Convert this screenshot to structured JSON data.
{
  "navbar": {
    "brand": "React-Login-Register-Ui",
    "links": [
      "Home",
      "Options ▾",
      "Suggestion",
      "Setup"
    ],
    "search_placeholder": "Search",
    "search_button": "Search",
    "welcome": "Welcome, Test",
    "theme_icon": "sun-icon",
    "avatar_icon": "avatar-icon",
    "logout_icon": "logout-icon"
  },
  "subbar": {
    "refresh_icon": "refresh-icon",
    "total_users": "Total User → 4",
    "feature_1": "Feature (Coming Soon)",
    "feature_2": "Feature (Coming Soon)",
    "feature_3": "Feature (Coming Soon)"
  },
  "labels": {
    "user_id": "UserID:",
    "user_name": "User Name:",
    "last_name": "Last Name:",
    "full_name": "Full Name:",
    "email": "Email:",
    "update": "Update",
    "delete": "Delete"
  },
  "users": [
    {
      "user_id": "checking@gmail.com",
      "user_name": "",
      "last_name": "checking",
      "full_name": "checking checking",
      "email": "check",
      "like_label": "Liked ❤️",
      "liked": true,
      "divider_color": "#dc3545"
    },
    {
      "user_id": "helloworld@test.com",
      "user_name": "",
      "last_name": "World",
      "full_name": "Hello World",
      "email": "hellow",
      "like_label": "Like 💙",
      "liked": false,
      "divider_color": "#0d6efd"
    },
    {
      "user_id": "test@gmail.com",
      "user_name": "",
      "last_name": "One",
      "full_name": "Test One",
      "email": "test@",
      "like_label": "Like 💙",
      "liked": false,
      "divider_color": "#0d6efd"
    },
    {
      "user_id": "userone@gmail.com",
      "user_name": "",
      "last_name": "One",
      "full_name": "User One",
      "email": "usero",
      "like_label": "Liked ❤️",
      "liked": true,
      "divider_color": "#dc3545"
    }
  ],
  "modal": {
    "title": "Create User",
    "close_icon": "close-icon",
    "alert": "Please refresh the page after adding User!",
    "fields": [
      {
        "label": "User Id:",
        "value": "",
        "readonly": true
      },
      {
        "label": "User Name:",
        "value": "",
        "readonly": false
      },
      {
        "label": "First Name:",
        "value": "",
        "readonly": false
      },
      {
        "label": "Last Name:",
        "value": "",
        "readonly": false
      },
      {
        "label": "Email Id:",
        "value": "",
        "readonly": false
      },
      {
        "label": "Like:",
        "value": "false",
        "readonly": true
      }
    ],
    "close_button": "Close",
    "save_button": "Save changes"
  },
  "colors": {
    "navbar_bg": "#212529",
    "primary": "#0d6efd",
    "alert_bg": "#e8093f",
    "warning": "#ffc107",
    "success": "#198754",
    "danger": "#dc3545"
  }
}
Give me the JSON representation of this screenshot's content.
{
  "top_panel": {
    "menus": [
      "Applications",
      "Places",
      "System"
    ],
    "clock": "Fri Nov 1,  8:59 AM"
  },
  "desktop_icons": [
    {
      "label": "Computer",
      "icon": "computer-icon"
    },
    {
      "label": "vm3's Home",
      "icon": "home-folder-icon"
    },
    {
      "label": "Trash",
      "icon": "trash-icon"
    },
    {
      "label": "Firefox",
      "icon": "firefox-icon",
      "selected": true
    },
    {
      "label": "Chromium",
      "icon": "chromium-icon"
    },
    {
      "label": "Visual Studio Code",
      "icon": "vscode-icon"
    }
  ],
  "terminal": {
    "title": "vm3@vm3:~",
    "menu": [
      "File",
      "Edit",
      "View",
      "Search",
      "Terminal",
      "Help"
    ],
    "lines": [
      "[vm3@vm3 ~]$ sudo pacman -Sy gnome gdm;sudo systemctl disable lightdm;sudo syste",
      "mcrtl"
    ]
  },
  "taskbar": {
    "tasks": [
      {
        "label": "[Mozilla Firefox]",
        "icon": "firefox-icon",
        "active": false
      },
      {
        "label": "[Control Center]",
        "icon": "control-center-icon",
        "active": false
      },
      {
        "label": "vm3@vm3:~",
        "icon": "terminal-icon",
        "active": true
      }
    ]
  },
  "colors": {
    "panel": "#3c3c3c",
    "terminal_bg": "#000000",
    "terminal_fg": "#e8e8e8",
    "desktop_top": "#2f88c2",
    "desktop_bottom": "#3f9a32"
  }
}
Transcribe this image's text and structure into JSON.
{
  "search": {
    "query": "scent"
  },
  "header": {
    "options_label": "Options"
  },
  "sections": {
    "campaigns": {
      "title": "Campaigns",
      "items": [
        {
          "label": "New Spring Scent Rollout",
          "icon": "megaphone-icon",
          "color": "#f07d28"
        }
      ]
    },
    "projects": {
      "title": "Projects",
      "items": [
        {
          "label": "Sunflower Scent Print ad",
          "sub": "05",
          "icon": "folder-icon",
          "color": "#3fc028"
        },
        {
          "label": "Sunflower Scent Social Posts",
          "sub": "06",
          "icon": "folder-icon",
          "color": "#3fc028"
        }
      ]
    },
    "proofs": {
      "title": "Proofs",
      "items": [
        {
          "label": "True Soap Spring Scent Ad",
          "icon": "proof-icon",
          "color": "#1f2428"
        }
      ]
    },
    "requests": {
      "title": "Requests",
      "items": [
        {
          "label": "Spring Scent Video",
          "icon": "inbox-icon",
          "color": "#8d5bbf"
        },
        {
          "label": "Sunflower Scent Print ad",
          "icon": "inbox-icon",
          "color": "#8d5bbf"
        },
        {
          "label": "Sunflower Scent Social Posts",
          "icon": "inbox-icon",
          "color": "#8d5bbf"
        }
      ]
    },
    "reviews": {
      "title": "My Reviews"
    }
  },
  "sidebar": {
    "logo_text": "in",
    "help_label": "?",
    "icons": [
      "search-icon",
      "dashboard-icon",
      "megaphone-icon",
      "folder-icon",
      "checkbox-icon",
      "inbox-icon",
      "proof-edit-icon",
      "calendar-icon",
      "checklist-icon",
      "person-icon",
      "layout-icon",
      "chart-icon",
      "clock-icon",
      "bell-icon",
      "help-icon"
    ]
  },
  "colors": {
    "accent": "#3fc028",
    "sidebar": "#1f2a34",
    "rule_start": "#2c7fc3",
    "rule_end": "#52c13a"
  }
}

------------

▶ **WHAT YOU SHOULD DO**
Find all the lines containing "folder" in the material, then copy them.

▶ **RESULT OF THE TASK**
      "icon": "home-folder-icon"
          "icon": "folder-icon",
          "icon": "folder-icon",
      "folder-icon",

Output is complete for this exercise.